Exercise description → Gather all lines with the word "this" in them.

Material supplied →

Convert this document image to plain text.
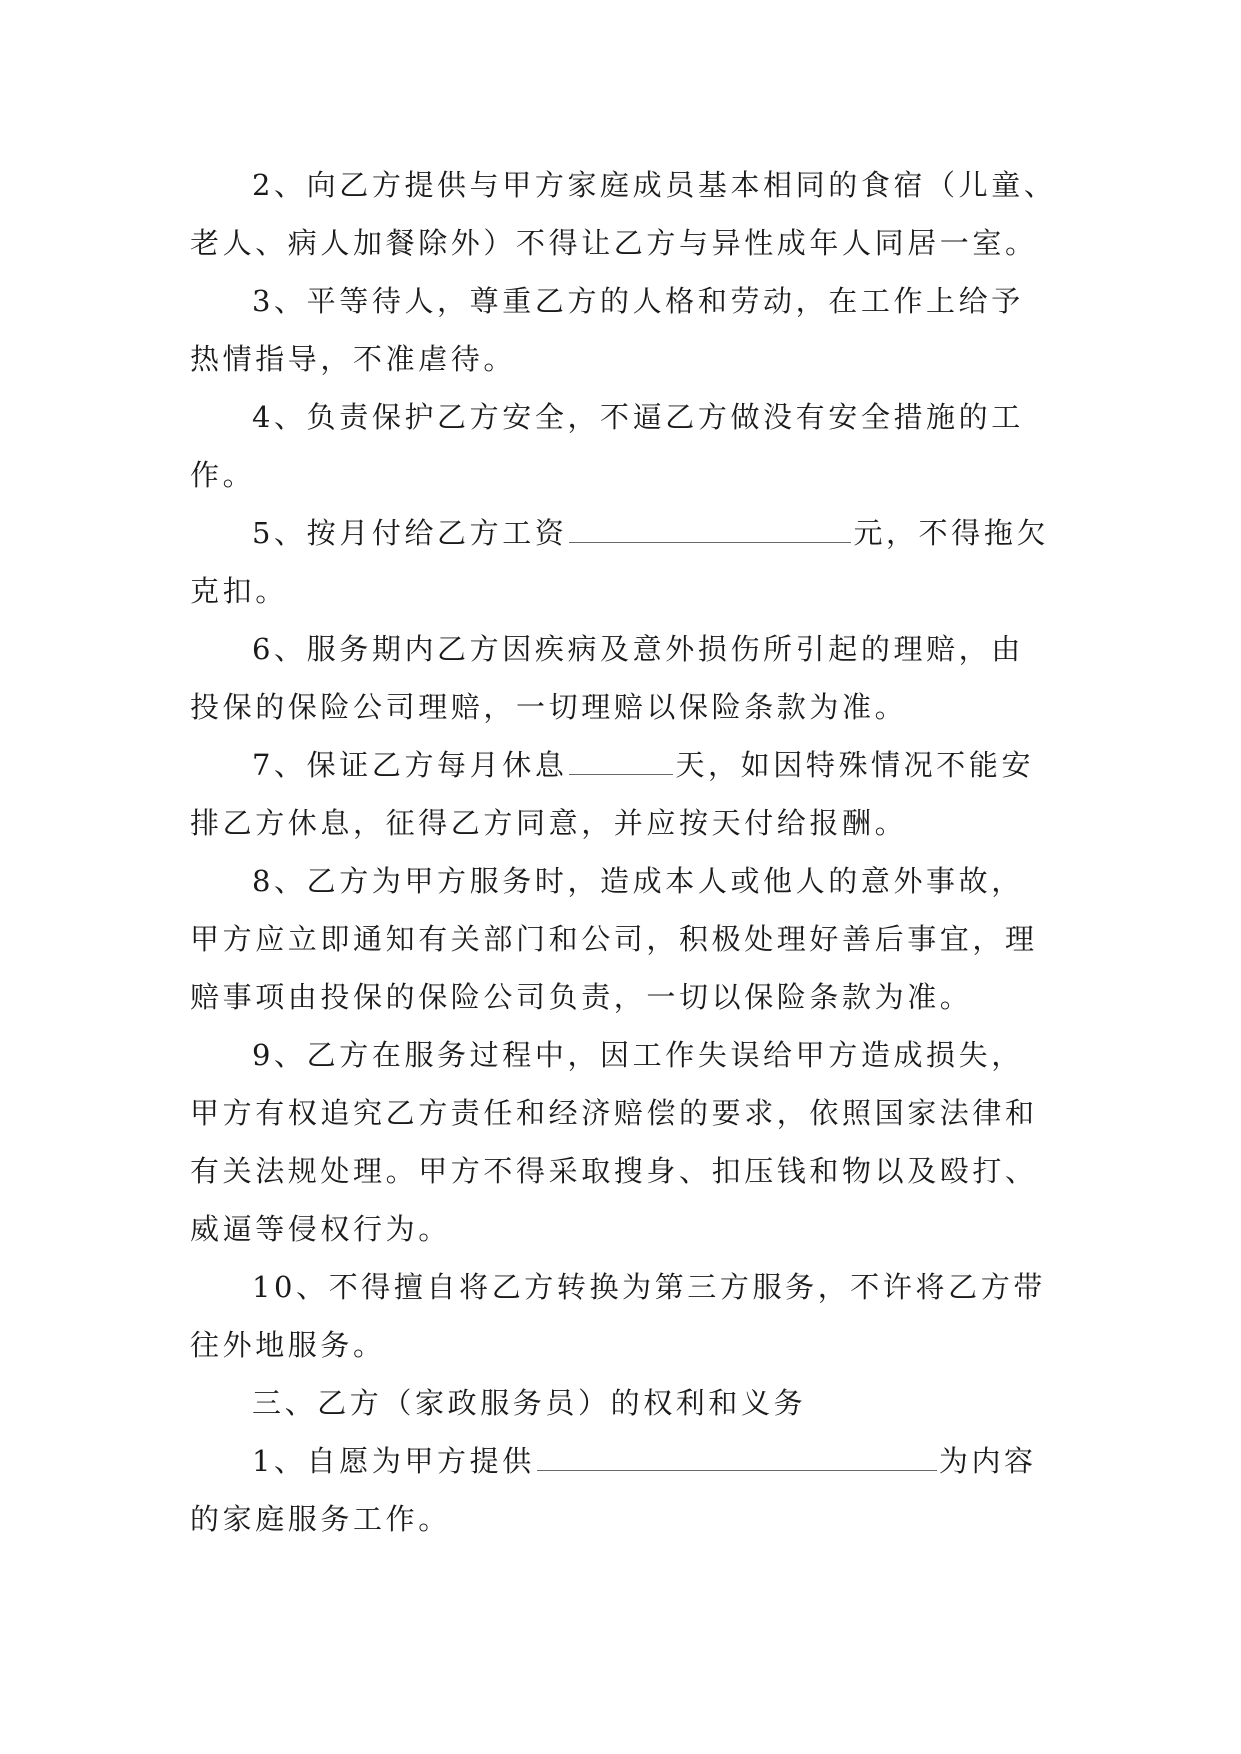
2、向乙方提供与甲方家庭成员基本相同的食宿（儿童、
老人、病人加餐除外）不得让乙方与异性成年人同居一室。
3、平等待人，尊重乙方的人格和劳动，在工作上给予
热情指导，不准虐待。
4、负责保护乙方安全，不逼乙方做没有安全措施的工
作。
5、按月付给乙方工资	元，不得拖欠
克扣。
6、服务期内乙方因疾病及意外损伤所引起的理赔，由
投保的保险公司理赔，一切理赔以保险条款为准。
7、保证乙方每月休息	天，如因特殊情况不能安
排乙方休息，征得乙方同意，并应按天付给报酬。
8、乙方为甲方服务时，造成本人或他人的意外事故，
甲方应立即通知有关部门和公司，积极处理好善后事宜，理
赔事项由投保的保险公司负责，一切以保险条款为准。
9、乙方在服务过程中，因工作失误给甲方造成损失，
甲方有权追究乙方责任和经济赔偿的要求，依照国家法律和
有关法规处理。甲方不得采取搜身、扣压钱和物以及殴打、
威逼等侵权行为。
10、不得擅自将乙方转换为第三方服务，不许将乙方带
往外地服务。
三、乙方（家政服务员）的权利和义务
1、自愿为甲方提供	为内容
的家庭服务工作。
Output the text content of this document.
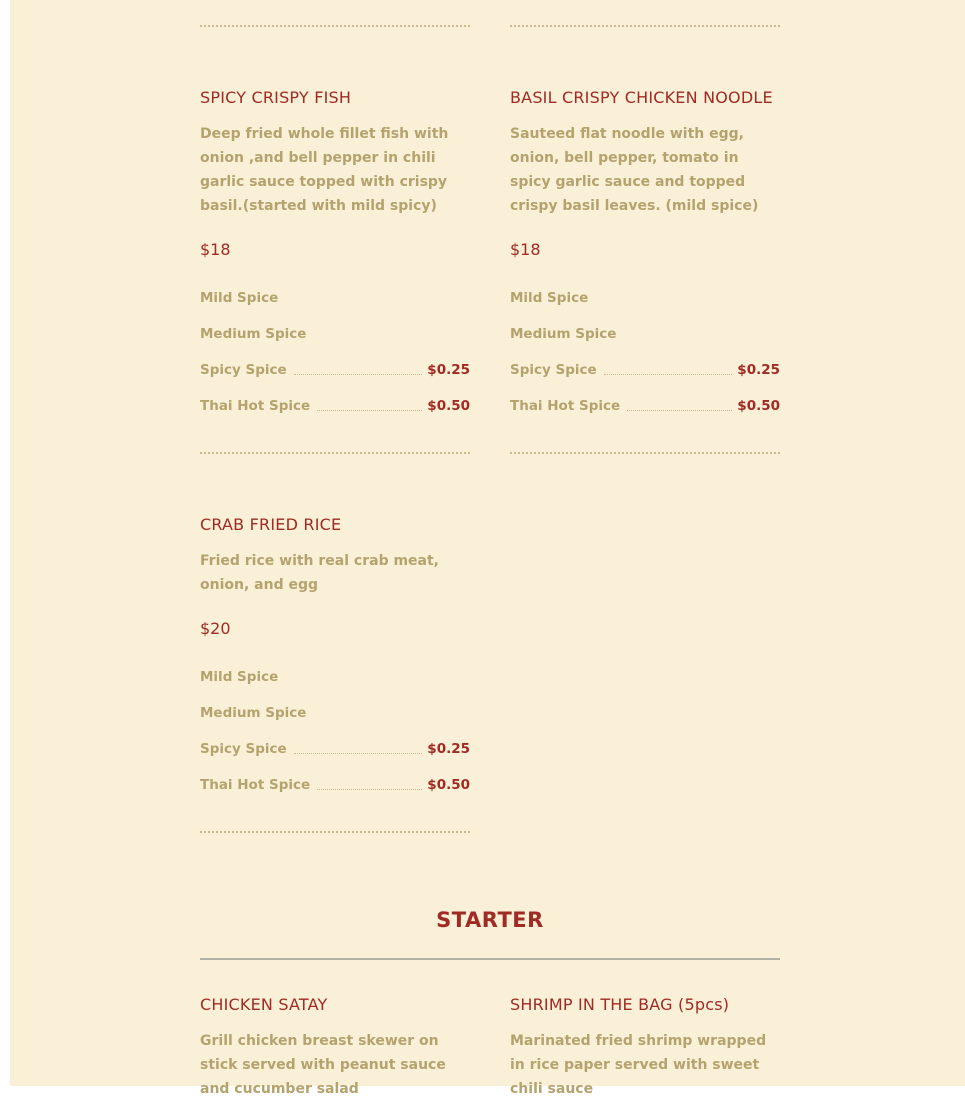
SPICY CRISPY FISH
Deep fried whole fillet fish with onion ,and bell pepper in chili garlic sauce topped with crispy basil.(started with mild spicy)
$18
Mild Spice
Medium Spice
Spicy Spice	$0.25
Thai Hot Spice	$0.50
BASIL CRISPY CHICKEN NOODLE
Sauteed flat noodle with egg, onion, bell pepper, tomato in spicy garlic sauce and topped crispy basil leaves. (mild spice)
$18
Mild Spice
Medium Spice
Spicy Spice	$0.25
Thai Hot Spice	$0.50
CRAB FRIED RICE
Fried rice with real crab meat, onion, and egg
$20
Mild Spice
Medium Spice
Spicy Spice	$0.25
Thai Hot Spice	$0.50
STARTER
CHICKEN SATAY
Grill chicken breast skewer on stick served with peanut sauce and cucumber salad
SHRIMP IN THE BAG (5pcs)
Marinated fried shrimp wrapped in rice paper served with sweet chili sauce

* * *

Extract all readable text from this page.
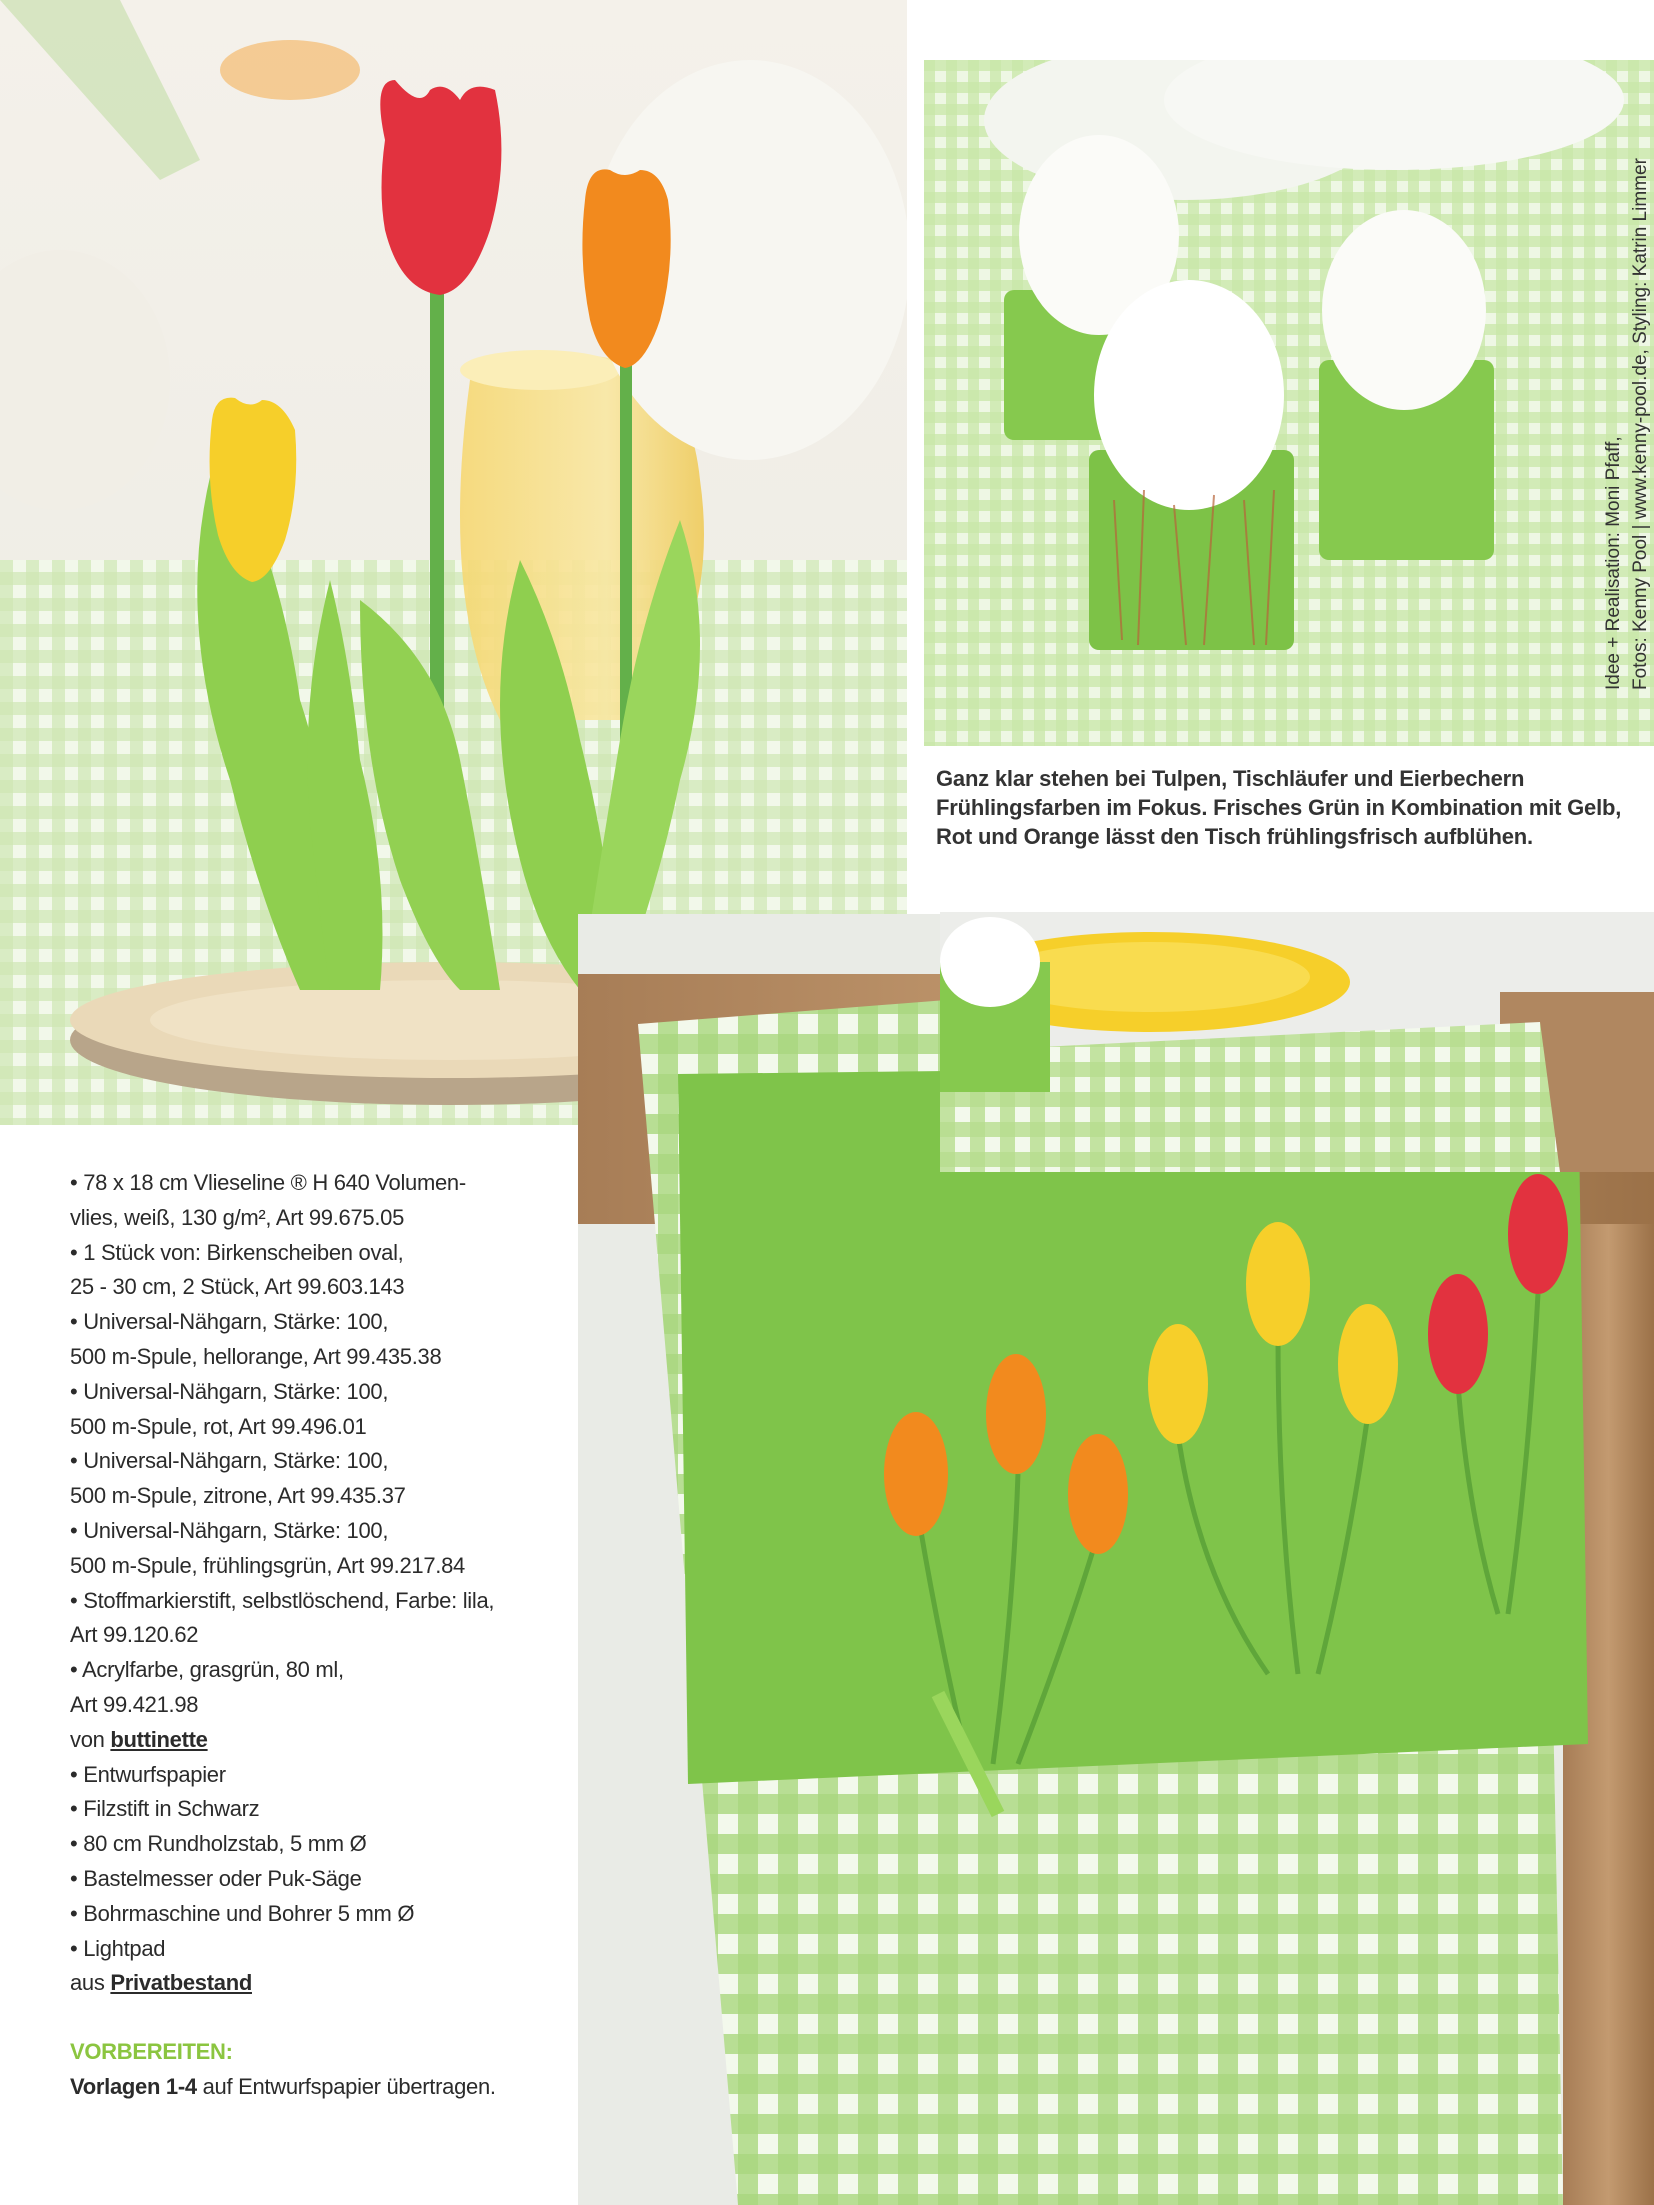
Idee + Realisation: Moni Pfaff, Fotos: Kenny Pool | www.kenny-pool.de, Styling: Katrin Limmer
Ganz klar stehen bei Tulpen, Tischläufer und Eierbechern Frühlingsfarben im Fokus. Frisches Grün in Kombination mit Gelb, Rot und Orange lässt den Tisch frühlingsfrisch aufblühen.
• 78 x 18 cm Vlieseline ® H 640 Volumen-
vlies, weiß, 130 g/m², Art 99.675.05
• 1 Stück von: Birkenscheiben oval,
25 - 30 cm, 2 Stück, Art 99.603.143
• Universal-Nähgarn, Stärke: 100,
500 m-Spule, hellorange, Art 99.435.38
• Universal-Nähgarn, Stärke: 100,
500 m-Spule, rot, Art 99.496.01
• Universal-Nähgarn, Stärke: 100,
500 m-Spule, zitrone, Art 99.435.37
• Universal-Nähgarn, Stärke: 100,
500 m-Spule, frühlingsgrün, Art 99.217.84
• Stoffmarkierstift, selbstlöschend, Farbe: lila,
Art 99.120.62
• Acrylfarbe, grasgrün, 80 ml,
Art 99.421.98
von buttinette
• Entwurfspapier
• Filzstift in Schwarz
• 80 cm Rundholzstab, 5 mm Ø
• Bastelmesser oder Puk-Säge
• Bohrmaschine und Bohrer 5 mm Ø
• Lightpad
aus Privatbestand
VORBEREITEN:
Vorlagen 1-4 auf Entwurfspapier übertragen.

Task result →
Convert this document image to plain text.
Output the text content of this document.
Extract all readable text from this page.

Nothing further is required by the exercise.